§ Items:
# # # # #
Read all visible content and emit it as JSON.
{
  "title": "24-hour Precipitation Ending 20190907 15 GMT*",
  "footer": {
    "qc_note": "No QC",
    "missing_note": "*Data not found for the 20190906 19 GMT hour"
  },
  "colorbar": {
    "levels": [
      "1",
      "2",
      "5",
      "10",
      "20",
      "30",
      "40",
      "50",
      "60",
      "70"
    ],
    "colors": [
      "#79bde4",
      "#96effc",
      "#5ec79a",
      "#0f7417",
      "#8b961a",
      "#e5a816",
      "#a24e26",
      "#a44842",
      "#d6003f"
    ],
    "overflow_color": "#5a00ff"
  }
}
# # # # #
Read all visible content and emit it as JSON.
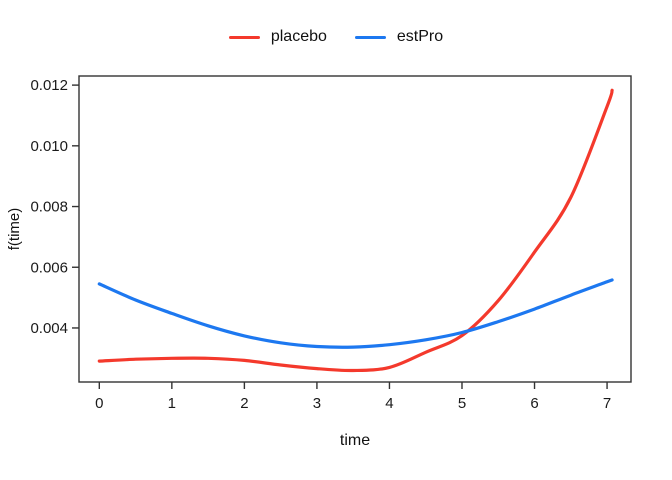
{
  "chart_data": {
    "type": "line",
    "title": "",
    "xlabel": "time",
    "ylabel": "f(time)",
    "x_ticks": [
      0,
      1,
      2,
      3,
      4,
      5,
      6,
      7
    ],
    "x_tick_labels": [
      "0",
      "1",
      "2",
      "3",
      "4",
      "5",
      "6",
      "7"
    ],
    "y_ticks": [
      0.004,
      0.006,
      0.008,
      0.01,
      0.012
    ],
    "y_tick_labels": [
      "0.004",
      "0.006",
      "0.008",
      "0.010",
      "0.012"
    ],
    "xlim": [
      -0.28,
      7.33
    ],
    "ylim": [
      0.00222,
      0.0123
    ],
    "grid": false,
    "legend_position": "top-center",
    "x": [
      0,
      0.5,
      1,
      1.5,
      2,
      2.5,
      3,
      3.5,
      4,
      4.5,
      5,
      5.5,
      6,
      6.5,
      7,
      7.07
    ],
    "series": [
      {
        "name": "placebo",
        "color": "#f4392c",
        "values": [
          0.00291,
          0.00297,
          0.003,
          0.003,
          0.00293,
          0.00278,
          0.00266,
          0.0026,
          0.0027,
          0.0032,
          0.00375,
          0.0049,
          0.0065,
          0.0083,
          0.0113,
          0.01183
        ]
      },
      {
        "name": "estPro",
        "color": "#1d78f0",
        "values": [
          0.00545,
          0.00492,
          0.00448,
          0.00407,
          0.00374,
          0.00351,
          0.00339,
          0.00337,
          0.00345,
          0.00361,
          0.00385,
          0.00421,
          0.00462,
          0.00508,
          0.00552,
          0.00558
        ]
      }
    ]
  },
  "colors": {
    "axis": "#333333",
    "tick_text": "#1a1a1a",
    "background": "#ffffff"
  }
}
# # # # #
§ What is needed: Look above for every line with the word "title" and copy it.

§ Written response:
  "title": "24-hour Precipitation Ending 20190907 15 GMT*",
    "title": "",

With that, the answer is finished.